TASK DESCRIPTION:
Return the material word for word. Do not include the pictures.

Dataset records
○ ○ ○
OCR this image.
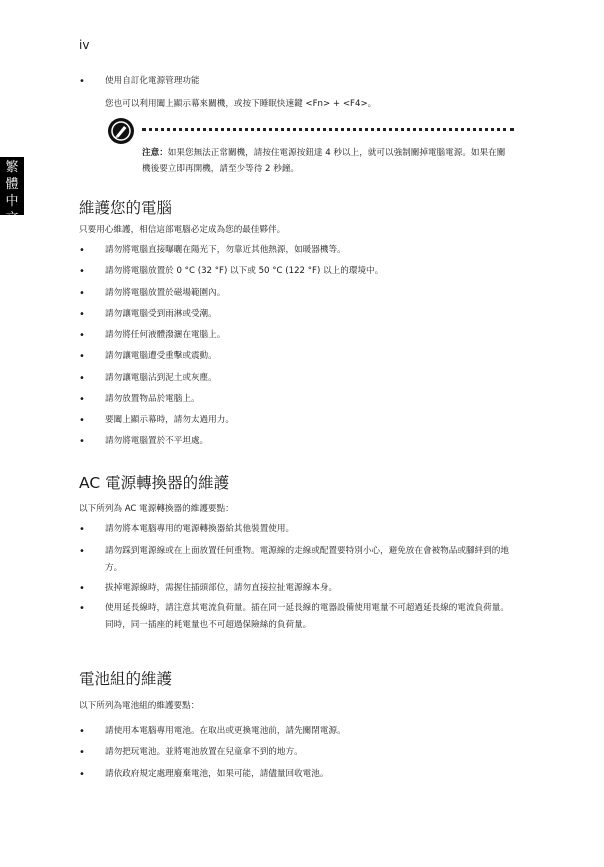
iv
繁
體
中
文
• 使用自訂化電源管理功能
您也可以利用闔上顯示幕來關機，或按下睡眠快速鍵 <Fn> + <F4>。
注意：如果您無法正常關機，請按住電源按鈕達 4 秒以上，就可以強制關掉電腦電源。如果在關機後要立即再開機，請至少等待 2 秒鐘。
維護您的電腦
只要用心維護，相信這部電腦必定成為您的最佳夥伴。
• 請勿將電腦直接曝曬在陽光下，勿靠近其他熱源，如暖器機等。
• 請勿將電腦放置於 0 °C (32 °F) 以下或 50 °C (122 °F) 以上的環境中。
• 請勿將電腦放置於磁場範圍內。
• 請勿讓電腦受到雨淋或受潮。
• 請勿將任何液體潑灑在電腦上。
• 請勿讓電腦遭受重擊或震動。
• 請勿讓電腦沾到泥土或灰塵。
• 請勿放置物品於電腦上。
• 要闔上顯示幕時，請勿太過用力。
• 請勿將電腦置於不平坦處。
AC 電源轉換器的維護
以下所列為 AC 電源轉換器的維護要點：
• 請勿將本電腦專用的電源轉換器給其他裝置使用。
• 請勿踩到電源線或在上面放置任何重物。電源線的走線或配置要特別小心，避免放在會被物品或腳絆到的地方。
• 拔掉電源線時，需握住插頭部位，請勿直接拉扯電源線本身。
• 使用延長線時，請注意其電流負荷量。插在同一延長線的電器設備使用電量不可超過延長線的電流負荷量。同時，同一插座的耗電量也不可超過保險絲的負荷量。
電池組的維護
以下所列為電池組的維護要點：
• 請使用本電腦專用電池。在取出或更換電池前，請先關閉電源。
• 請勿把玩電池。並將電池放置在兒童拿不到的地方。
• 請依政府規定處理廢棄電池，如果可能，請儘量回收電池。
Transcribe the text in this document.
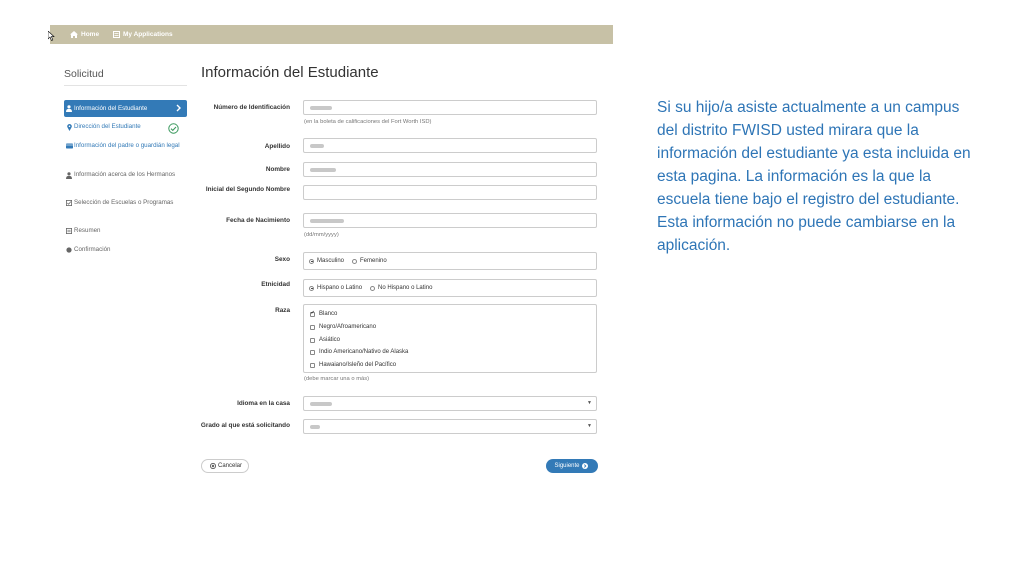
Home	My Applications
Solicitud
Información del Estudiante
Dirección del Estudiante
Información del padre o guardián legal
Información acerca de los Hermanos
Selección de Escuelas o Programas
Resumen
Confirmación
Información del Estudiante
Número de Identificación
(en la boleta de calificaciones del Fort Worth ISD)
Apellido
Nombre
Inicial del Segundo Nombre
Fecha de Nacimiento
(dd/mm/yyyy)
Sexo	Masculino	Femenino
Etnicidad	Hispano o Latino	No Hispano o Latino
Raza
✔	Blanco
Negro/Afroamericano
Asiático
Indio Americano/Nativo de Alaska
Hawaiano/Isleño del Pacífico
(debe marcar una o más)
Idioma en la casa	▼
Grado al que está solicitando	▼
Cancelar	Siguiente
Si su hijo/a asiste actualmente a un campus del distrito FWISD usted mirara que la información del estudiante ya esta incluida en esta pagina. La información es la que la escuela tiene bajo el registro del estudiante. Esta información no puede cambiarse en la aplicación.
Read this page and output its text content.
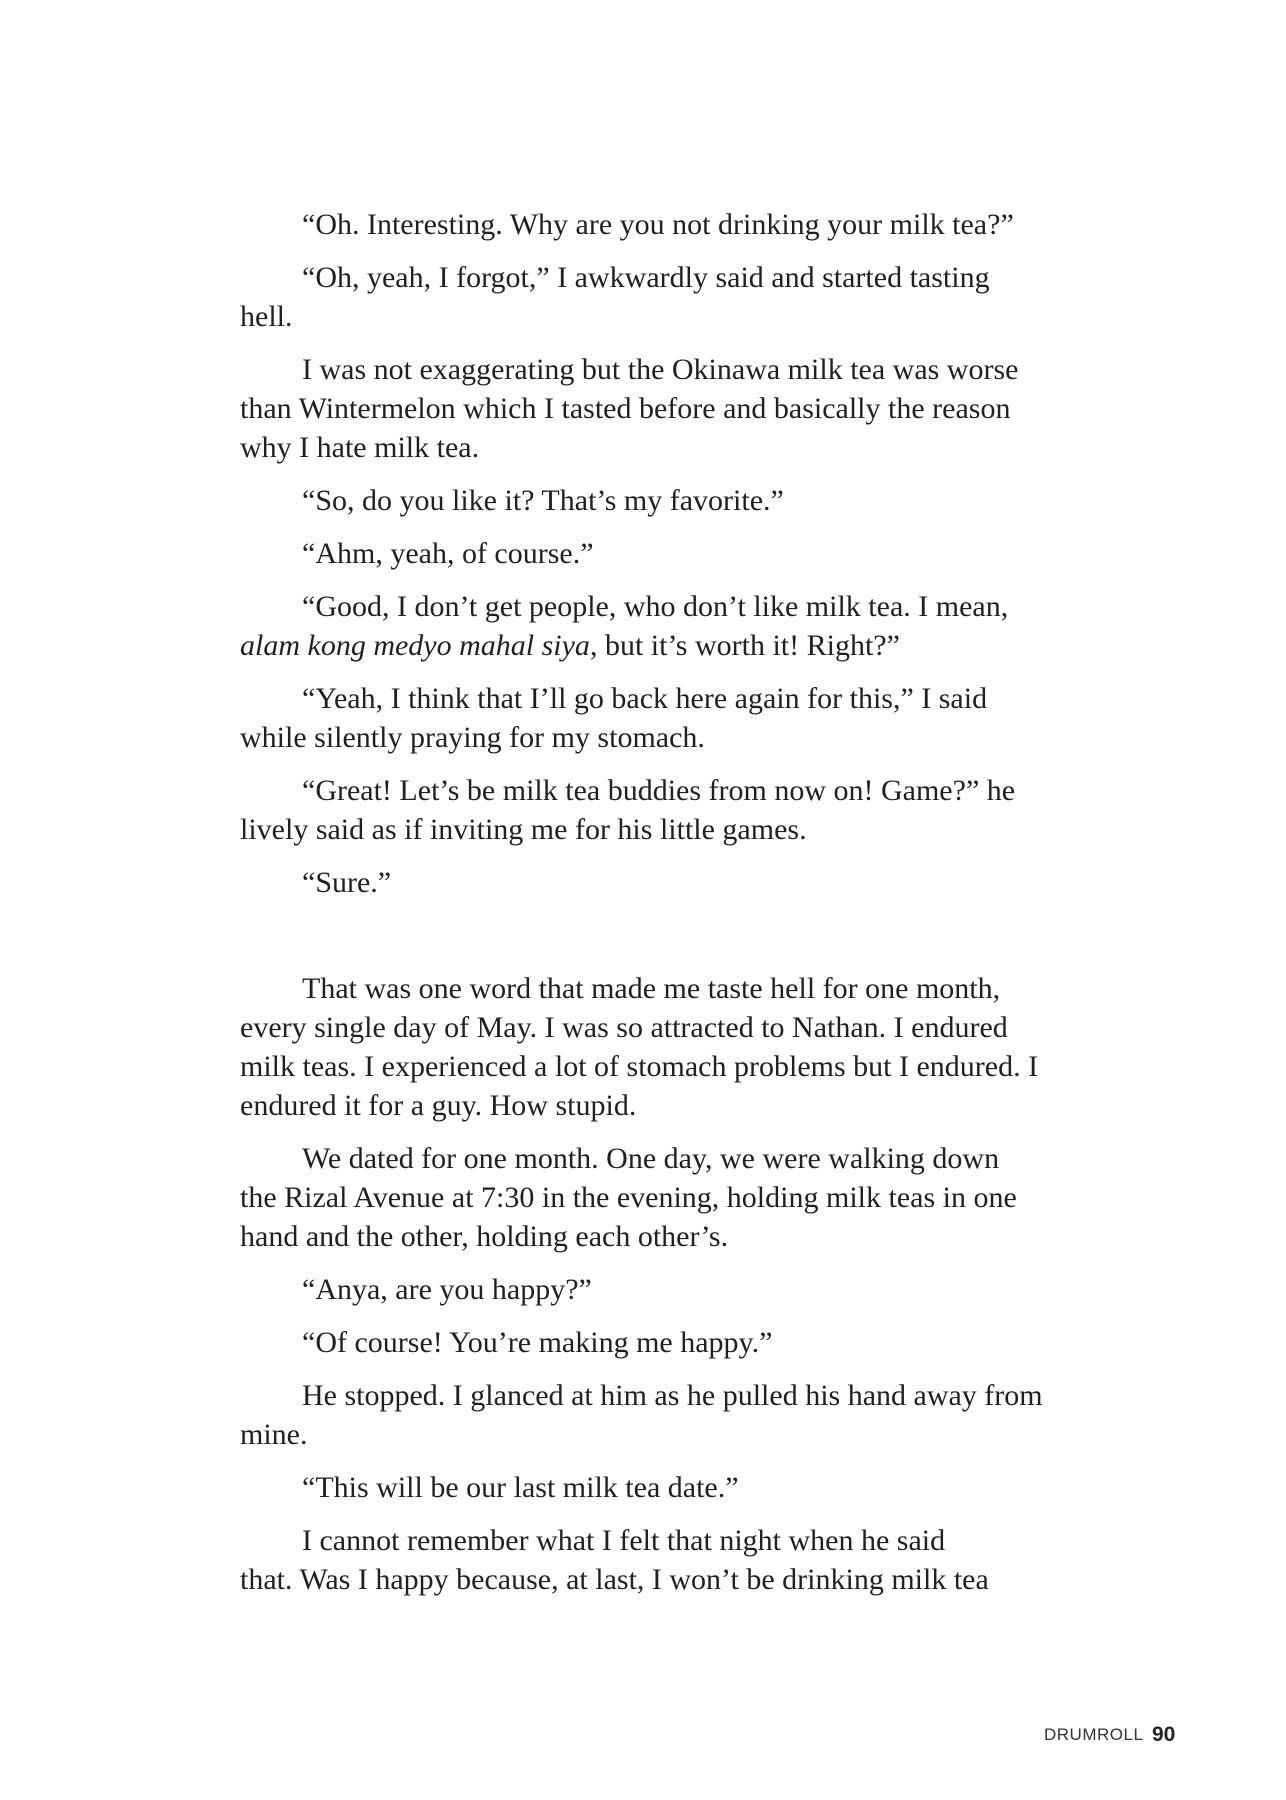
“Oh. Interesting. Why are you not drinking your milk tea?”
“Oh, yeah, I forgot,” I awkwardly said and started tasting
hell.
I was not exaggerating but the Okinawa milk tea was worse
than Wintermelon which I tasted before and basically the reason
why I hate milk tea.
“So, do you like it? That’s my favorite.”
“Ahm, yeah, of course.”
“Good, I don’t get people, who don’t like milk tea. I mean,
alam kong medyo mahal siya, but it’s worth it! Right?”
“Yeah, I think that I’ll go back here again for this,” I said
while silently praying for my stomach.
“Great! Let’s be milk tea buddies from now on! Game?” he
lively said as if inviting me for his little games.
“Sure.”
That was one word that made me taste hell for one month,
every single day of May. I was so attracted to Nathan. I endured
milk teas. I experienced a lot of stomach problems but I endured. I
endured it for a guy. How stupid.
We dated for one month. One day, we were walking down
the Rizal Avenue at 7:30 in the evening, holding milk teas in one
hand and the other, holding each other’s.
“Anya, are you happy?”
“Of course! You’re making me happy.”
He stopped. I glanced at him as he pulled his hand away from
mine.
“This will be our last milk tea date.”
I cannot remember what I felt that night when he said
that. Was I happy because, at last, I won’t be drinking milk tea
DRUMROLL 90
○ ○ ○
EXERCISE ANSWER:
OCR this image.
iv
繁
體
中
文
• 使用自訂化電源管理功能
您也可以利用闔上顯示幕來關機，或按下睡眠快速鍵 <Fn> + <F4>。
注意：如果您無法正常關機，請按住電源按鈕達 4 秒以上，就可以強制關掉電腦電源。如果在關機後要立即再開機，請至少等待 2 秒鐘。
維護您的電腦
只要用心維護，相信這部電腦必定成為您的最佳夥伴。
• 請勿將電腦直接曝曬在陽光下，勿靠近其他熱源，如暖器機等。
• 請勿將電腦放置於 0 °C (32 °F) 以下或 50 °C (122 °F) 以上的環境中。
• 請勿將電腦放置於磁場範圍內。
• 請勿讓電腦受到雨淋或受潮。
• 請勿將任何液體潑灑在電腦上。
• 請勿讓電腦遭受重擊或震動。
• 請勿讓電腦沾到泥土或灰塵。
• 請勿放置物品於電腦上。
• 要闔上顯示幕時，請勿太過用力。
• 請勿將電腦置於不平坦處。
AC 電源轉換器的維護
以下所列為 AC 電源轉換器的維護要點：
• 請勿將本電腦專用的電源轉換器給其他裝置使用。
• 請勿踩到電源線或在上面放置任何重物。電源線的走線或配置要特別小心，避免放在會被物品或腳絆到的地方。
• 拔掉電源線時，需握住插頭部位，請勿直接拉扯電源線本身。
• 使用延長線時，請注意其電流負荷量。插在同一延長線的電器設備使用電量不可超過延長線的電流負荷量。同時，同一插座的耗電量也不可超過保險絲的負荷量。
電池組的維護
以下所列為電池組的維護要點：
• 請使用本電腦專用電池。在取出或更換電池前，請先關閉電源。
• 請勿把玩電池。並將電池放置在兒童拿不到的地方。
• 請依政府規定處理廢棄電池，如果可能，請儘量回收電池。
Transcribe the text in this document.
Home	My Applications
Solicitud
Información del Estudiante
Dirección del Estudiante
Información del padre o guardián legal
Información acerca de los Hermanos
Selección de Escuelas o Programas
Resumen
Confirmación
Información del Estudiante
Número de Identificación
(en la boleta de calificaciones del Fort Worth ISD)
Apellido
Nombre
Inicial del Segundo Nombre
Fecha de Nacimiento
(dd/mm/yyyy)
Sexo	Masculino	Femenino
Etnicidad	Hispano o Latino	No Hispano o Latino
Raza
✔	Blanco
Negro/Afroamericano
Asiático
Indio Americano/Nativo de Alaska
Hawaiano/Isleño del Pacífico
(debe marcar una o más)
Idioma en la casa	▼
Grado al que está solicitando	▼
Cancelar	Siguiente
Si su hijo/a asiste actualmente a un campus del distrito FWISD usted mirara que la información del estudiante ya esta incluida en esta pagina. La información es la que la escuela tiene bajo el registro del estudiante. Esta información no puede cambiarse en la aplicación.
Read this page and output its text content.
“Oh. Interesting. Why are you not drinking your milk tea?”
“Oh, yeah, I forgot,” I awkwardly said and started tasting
hell.
I was not exaggerating but the Okinawa milk tea was worse
than Wintermelon which I tasted before and basically the reason
why I hate milk tea.
“So, do you like it? That’s my favorite.”
“Ahm, yeah, of course.”
“Good, I don’t get people, who don’t like milk tea. I mean,
alam kong medyo mahal siya, but it’s worth it! Right?”
“Yeah, I think that I’ll go back here again for this,” I said
while silently praying for my stomach.
“Great! Let’s be milk tea buddies from now on! Game?” he
lively said as if inviting me for his little games.
“Sure.”
That was one word that made me taste hell for one month,
every single day of May. I was so attracted to Nathan. I endured
milk teas. I experienced a lot of stomach problems but I endured. I
endured it for a guy. How stupid.
We dated for one month. One day, we were walking down
the Rizal Avenue at 7:30 in the evening, holding milk teas in one
hand and the other, holding each other’s.
“Anya, are you happy?”
“Of course! You’re making me happy.”
He stopped. I glanced at him as he pulled his hand away from
mine.
“This will be our last milk tea date.”
I cannot remember what I felt that night when he said
that. Was I happy because, at last, I won’t be drinking milk tea
DRUMROLL 90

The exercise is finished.